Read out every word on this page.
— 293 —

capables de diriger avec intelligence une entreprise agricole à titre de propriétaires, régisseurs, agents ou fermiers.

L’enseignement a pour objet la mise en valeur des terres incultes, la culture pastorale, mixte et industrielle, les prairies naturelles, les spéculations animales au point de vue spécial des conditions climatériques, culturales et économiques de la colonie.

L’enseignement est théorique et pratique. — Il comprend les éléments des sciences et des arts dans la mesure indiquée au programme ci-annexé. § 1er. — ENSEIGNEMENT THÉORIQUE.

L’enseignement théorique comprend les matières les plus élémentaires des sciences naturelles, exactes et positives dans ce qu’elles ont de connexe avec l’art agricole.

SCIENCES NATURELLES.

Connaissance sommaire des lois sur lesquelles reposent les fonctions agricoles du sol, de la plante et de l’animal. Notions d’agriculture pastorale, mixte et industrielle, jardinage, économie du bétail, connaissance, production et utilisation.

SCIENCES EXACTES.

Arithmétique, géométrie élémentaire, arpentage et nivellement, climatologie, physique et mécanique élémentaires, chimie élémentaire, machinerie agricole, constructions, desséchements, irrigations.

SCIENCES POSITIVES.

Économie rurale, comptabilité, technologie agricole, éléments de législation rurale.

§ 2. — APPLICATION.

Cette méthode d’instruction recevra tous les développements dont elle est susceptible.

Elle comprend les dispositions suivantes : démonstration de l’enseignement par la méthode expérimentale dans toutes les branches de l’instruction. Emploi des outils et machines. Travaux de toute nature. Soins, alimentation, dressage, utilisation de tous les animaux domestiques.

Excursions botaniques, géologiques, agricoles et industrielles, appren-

########

● GIVEN PROBLEM
Every line above needs to be retyped exactly.

● RESULT OF THIS EXERCISE
Read out every word on this page.
— 293 —

capables de diriger avec intelligence une entreprise agricole à titre de propriétaires, régisseurs, agents ou fermiers.

L’enseignement a pour objet la mise en valeur des terres incultes, la culture pastorale, mixte et industrielle, les prairies naturelles, les spéculations animales au point de vue spécial des conditions climatériques, culturales et économiques de la colonie.

L’enseignement est théorique et pratique. — Il comprend les éléments des sciences et des arts dans la mesure indiquée au programme ci-annexé. § 1er. — ENSEIGNEMENT THÉORIQUE.

L’enseignement théorique comprend les matières les plus élémentaires des sciences naturelles, exactes et positives dans ce qu’elles ont de connexe avec l’art agricole.

SCIENCES NATURELLES.

Connaissance sommaire des lois sur lesquelles reposent les fonctions agricoles du sol, de la plante et de l’animal. Notions d’agriculture pastorale, mixte et industrielle, jardinage, économie du bétail, connaissance, production et utilisation.

SCIENCES EXACTES.

Arithmétique, géométrie élémentaire, arpentage et nivellement, climatologie, physique et mécanique élémentaires, chimie élémentaire, machinerie agricole, constructions, desséchements, irrigations.

SCIENCES POSITIVES.

Économie rurale, comptabilité, technologie agricole, éléments de législation rurale.

§ 2. — APPLICATION.

Cette méthode d’instruction recevra tous les développements dont elle est susceptible.

Elle comprend les dispositions suivantes : démonstration de l’enseignement par la méthode expérimentale dans toutes les branches de l’instruction. Emploi des outils et machines. Travaux de toute nature. Soins, alimentation, dressage, utilisation de tous les animaux domestiques.

Excursions botaniques, géologiques, agricoles et industrielles, appren-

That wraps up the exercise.